▶ _WHAT TO PRODUCE_
Copy out all lines carrying the word "近视率排名".

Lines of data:
|---|
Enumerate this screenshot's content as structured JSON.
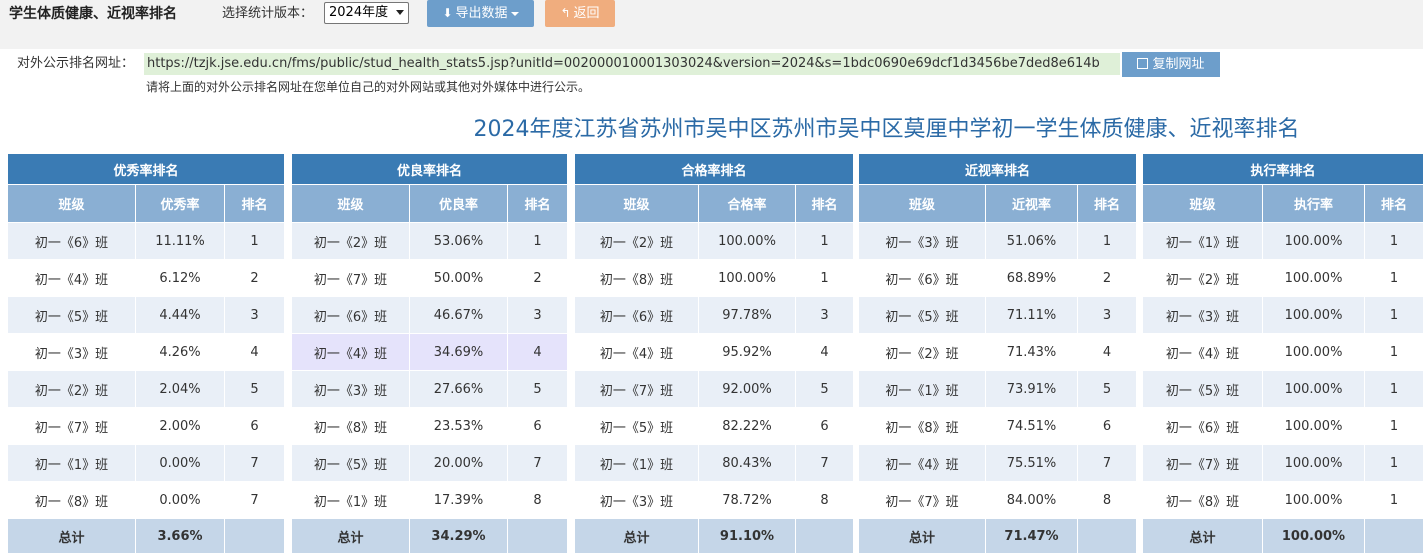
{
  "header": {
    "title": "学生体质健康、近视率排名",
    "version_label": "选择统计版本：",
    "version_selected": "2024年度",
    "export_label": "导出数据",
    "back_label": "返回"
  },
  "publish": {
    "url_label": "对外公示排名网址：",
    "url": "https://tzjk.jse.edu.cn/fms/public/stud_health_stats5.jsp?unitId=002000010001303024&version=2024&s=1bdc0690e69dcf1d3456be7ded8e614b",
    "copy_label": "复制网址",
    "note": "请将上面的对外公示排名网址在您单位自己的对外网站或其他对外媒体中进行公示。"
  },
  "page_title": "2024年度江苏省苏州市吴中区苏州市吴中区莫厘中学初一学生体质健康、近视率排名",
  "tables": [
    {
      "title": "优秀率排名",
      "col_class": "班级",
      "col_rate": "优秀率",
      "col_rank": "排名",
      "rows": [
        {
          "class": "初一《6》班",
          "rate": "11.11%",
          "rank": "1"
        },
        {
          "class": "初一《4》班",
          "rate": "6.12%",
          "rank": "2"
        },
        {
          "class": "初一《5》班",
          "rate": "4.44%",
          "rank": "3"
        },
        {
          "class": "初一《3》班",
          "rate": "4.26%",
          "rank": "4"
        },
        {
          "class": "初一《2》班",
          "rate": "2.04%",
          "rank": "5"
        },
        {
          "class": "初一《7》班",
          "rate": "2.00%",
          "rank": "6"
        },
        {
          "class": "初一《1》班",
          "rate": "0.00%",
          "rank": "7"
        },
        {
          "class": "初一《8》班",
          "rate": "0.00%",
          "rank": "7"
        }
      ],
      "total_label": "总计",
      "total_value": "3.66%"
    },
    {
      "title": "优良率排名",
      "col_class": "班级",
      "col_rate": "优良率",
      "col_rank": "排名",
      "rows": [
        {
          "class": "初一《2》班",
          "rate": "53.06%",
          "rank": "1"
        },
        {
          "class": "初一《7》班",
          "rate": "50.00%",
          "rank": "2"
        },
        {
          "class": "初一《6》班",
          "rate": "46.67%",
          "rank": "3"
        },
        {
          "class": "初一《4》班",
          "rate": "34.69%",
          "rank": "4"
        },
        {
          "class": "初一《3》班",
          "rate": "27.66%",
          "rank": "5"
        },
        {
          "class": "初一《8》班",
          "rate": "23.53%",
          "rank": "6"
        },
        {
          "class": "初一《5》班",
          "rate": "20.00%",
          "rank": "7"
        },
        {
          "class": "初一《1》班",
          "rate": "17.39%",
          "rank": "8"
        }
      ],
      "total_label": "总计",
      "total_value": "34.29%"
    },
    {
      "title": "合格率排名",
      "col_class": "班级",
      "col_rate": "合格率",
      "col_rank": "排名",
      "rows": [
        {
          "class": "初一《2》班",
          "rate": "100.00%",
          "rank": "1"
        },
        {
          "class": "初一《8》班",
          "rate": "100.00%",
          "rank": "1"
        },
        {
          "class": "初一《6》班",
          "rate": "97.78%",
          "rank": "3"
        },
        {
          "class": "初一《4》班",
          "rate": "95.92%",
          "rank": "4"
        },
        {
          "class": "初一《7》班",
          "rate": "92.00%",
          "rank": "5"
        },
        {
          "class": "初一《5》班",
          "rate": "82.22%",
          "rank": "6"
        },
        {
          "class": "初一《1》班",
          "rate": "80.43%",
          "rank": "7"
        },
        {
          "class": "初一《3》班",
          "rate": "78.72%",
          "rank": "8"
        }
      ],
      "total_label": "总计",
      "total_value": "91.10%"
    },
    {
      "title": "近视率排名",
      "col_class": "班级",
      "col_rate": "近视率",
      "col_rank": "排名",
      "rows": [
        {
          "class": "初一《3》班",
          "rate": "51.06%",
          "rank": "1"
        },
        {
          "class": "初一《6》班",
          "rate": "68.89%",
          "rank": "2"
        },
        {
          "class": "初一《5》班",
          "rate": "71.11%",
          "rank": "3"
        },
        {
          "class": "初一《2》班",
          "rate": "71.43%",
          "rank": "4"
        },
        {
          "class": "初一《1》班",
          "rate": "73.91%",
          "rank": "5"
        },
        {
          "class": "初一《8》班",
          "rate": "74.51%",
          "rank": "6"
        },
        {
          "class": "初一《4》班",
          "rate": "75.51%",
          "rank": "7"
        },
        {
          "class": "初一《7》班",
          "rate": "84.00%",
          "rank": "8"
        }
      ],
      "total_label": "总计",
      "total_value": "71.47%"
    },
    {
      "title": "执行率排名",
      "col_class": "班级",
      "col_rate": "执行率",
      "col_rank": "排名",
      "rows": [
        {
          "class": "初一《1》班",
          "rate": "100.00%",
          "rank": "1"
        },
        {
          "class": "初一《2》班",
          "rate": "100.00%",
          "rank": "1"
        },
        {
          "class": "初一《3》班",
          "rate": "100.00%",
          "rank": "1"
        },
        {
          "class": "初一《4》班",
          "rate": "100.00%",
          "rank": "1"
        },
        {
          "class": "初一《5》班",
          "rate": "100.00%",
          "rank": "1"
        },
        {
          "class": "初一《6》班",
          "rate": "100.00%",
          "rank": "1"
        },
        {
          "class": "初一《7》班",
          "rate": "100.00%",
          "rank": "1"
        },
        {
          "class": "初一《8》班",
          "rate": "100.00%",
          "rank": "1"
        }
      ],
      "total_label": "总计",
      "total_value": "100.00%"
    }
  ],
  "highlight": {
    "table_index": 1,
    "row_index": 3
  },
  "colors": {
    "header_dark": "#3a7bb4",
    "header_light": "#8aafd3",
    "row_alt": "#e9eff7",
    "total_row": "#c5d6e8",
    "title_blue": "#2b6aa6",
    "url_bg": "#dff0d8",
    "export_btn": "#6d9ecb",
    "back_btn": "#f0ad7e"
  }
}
|---|
▶ _ANSWER BELOW_
    "title": "学生体质健康、近视率排名",
  "page_title": "2024年度江苏省苏州市吴中区苏州市吴中区莫厘中学初一学生体质健康、近视率排名",
      "title": "近视率排名",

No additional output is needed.